• [Source]:
──────────────────────────────

Bug 35721

Summary: WebSocket closing handshake
Product: WebKit Reporter: Fumitoshi Ukai <ukai>
Component: WebCore JavaScriptAssignee: Fumitoshi Ukai <ukai>
Status: RESOLVED FIXED    
Severity: Normal CC: abarth, adamk, ap, commit-queue, dglazkov, eric, joenotcharles, kent.hansen, mike, mjs, tkent, toyoshim, tyoshino, webkit.review.bot, yutak
Priority: P2 Keywords: InRadar
Version: 528+ (Nightly build)   
Hardware: All   
OS: All   
Bug Depends on: 35573, 60878, 60945, 61034, 61277, 61643    
Bug Blocks: 35572, 50099    
Attachments:
Description Flags
Patch
none
Patch
none
Patch
none
Merge to trunk
none
The final part
none
Archive of layout-test-results from ec2-cr-linux-01
none
The final part v2
none
Ready to land none

Description Fumitoshi Ukai 2010-03-03 23:34:00 PST
WebSocket API Editor's Draft 4 March 2010 /draft-hixie-thewebsocketprotocol-76 introduces closing handshake (CLOSING state, etc)
Comment 1 Fumitoshi Ukai 2010-05-21 02:04:04 PDT
Created attachment 56682 [details]
Patch
Comment 2 Fumitoshi Ukai 2010-05-23 22:38:23 PDT
Created attachment 56848 [details]
Patch
Comment 3 Kent Hansen 2010-07-23 14:14:29 PDT
(In reply to comment #2)
> Created an attachment (id=56848) [details]
> Patch

There are no new tests for CLOSING. Isn't it possible to reliably observe this state from a test?
What about the fail() case, how is that codepath tested?
Comment 4 Fumitoshi Ukai 2010-07-25 22:10:57 PDT
(In reply to comment #3)
> (In reply to comment #2)
> > Created an attachment (id=56848) [details] [details]
> > Patch
> 
> There are no new tests for CLOSING. Isn't it possible to reliably observe this state from a test?
> What about the fail() case, how is that codepath tested?

I'll add test for CLOSING that client has been sent closing frame (0xFF 0x00).
The fail case would be exposed by CloseEvent, which would be added by https://bugs.webkit.org/show_bug.cgi?id=35573
Could you take a look of that patch, please?
Thanks.

──────────────────────────────

• [Given instruction 1]:
Summarize the WebKit bug report above in three sentences.

• [Records supplied]:

──────────────────────────────

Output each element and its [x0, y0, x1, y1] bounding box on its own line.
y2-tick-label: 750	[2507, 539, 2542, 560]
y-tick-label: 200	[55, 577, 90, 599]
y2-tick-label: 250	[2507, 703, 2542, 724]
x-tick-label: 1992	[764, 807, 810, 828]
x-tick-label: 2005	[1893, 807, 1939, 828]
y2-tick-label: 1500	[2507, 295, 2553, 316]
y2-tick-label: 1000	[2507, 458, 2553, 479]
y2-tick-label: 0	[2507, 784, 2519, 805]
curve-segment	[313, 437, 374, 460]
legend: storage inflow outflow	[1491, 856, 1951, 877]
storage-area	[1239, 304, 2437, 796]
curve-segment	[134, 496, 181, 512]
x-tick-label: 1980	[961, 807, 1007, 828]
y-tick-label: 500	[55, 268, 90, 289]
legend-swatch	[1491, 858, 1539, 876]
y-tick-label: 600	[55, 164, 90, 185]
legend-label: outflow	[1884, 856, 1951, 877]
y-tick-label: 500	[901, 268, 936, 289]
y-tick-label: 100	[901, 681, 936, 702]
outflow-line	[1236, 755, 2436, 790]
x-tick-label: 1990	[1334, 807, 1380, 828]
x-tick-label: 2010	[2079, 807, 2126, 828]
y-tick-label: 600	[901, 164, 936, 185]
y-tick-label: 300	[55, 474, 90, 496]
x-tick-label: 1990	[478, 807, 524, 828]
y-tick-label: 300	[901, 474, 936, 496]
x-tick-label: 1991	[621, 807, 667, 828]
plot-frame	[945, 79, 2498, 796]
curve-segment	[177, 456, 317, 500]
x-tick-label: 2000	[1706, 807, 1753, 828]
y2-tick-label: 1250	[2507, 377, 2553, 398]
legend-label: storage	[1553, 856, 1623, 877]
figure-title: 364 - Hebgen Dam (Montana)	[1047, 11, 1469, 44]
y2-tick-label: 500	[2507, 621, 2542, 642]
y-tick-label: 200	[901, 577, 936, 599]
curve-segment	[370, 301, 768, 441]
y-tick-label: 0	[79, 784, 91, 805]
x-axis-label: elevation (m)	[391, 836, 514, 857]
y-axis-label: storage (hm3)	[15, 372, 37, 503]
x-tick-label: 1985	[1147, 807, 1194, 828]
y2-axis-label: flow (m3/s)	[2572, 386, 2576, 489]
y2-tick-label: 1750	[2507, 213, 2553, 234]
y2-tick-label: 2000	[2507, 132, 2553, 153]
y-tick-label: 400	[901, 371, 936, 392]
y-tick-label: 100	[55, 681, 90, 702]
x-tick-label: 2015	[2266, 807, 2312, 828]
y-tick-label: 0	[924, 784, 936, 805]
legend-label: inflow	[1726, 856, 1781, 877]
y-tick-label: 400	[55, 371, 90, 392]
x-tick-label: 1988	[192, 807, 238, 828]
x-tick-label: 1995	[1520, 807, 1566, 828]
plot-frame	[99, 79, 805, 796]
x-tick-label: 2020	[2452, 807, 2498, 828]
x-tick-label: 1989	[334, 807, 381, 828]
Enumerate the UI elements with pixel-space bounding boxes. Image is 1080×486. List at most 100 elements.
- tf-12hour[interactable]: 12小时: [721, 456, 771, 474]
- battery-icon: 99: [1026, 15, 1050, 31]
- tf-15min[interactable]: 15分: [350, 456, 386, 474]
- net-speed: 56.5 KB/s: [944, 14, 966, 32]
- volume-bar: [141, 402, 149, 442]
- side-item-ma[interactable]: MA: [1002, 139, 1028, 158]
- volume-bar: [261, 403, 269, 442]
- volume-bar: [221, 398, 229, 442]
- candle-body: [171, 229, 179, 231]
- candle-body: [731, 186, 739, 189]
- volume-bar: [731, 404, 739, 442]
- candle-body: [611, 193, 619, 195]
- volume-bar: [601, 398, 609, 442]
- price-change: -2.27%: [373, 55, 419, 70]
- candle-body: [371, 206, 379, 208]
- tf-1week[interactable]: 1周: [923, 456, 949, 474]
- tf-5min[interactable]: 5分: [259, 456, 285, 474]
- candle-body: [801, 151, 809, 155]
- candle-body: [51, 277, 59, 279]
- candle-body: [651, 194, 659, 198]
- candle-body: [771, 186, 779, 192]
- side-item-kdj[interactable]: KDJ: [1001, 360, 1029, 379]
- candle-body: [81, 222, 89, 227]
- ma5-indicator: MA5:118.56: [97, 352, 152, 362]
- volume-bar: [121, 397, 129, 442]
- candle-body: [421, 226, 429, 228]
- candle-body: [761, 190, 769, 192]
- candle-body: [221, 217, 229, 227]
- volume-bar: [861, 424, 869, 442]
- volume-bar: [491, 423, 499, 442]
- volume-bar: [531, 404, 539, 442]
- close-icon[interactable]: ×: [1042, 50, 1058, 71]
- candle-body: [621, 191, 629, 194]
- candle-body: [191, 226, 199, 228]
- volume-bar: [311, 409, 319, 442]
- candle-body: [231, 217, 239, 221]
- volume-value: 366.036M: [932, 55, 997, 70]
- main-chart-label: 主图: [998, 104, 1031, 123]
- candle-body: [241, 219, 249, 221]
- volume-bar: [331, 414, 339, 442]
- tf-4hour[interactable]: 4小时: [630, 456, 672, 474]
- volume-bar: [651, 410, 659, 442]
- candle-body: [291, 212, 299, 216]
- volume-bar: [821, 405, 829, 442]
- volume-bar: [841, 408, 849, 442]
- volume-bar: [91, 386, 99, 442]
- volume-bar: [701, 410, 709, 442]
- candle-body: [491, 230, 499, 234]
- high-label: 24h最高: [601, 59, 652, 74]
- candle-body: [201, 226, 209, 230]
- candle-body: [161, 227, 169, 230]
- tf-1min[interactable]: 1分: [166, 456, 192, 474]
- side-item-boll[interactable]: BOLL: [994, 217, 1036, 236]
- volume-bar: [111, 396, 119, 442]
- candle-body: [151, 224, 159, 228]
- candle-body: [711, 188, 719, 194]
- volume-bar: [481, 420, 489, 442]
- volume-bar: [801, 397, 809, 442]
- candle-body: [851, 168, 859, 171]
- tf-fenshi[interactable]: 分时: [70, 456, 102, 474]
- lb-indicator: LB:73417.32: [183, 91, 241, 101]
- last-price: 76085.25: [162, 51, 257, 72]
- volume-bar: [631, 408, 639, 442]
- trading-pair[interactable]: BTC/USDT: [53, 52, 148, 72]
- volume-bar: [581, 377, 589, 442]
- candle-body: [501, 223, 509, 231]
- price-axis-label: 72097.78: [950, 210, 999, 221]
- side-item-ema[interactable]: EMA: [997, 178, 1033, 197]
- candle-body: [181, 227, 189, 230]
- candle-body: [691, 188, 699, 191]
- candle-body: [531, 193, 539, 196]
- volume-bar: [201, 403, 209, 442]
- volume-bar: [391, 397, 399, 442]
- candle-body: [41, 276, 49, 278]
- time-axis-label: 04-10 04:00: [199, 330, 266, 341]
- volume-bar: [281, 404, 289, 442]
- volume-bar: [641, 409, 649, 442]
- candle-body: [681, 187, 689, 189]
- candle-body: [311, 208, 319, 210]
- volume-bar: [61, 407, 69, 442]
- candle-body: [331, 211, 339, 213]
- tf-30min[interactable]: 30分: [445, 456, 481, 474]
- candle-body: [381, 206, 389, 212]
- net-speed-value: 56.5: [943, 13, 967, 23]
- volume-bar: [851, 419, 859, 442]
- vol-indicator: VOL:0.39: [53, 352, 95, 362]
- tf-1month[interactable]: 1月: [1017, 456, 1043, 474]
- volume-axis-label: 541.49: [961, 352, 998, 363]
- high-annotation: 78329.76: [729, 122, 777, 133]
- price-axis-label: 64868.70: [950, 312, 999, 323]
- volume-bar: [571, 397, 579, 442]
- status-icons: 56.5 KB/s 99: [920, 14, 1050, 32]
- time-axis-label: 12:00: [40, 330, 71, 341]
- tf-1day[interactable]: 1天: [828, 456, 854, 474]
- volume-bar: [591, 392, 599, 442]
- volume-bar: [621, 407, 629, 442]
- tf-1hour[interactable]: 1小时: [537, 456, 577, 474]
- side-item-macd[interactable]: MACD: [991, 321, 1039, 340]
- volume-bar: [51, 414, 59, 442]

──────────────────────────────

• [Given instruction 2]:
Reproduce everything in the records from the start down to the line containing "304, 2437, 796]", including both ends.

• [Output 1]:
WebKit bug 35721, "WebSocket closing handshake," is marked resolved and fixed, and its description notes that the March 2010 WebSocket drafts introduce a closing handshake with a CLOSING state. Kent Hansen pointed out that there were no new tests for CLOSING and asked how the fail() code path was tested. Fumitoshi Ukai replied that he would add a test for CLOSING, said the fail case would be exposed by CloseEvent, to be added in bug 35573, and asked for a review of that patch.

• [Output 2]:
Output each element and its [x0, y0, x1, y1] bounding box on its own line.
y2-tick-label: 750	[2507, 539, 2542, 560]
y-tick-label: 200	[55, 577, 90, 599]
y2-tick-label: 250	[2507, 703, 2542, 724]
x-tick-label: 1992	[764, 807, 810, 828]
x-tick-label: 2005	[1893, 807, 1939, 828]
y2-tick-label: 1500	[2507, 295, 2553, 316]
y2-tick-label: 1000	[2507, 458, 2553, 479]
y2-tick-label: 0	[2507, 784, 2519, 805]
curve-segment	[313, 437, 374, 460]
legend: storage inflow outflow	[1491, 856, 1951, 877]
storage-area	[1239, 304, 2437, 796]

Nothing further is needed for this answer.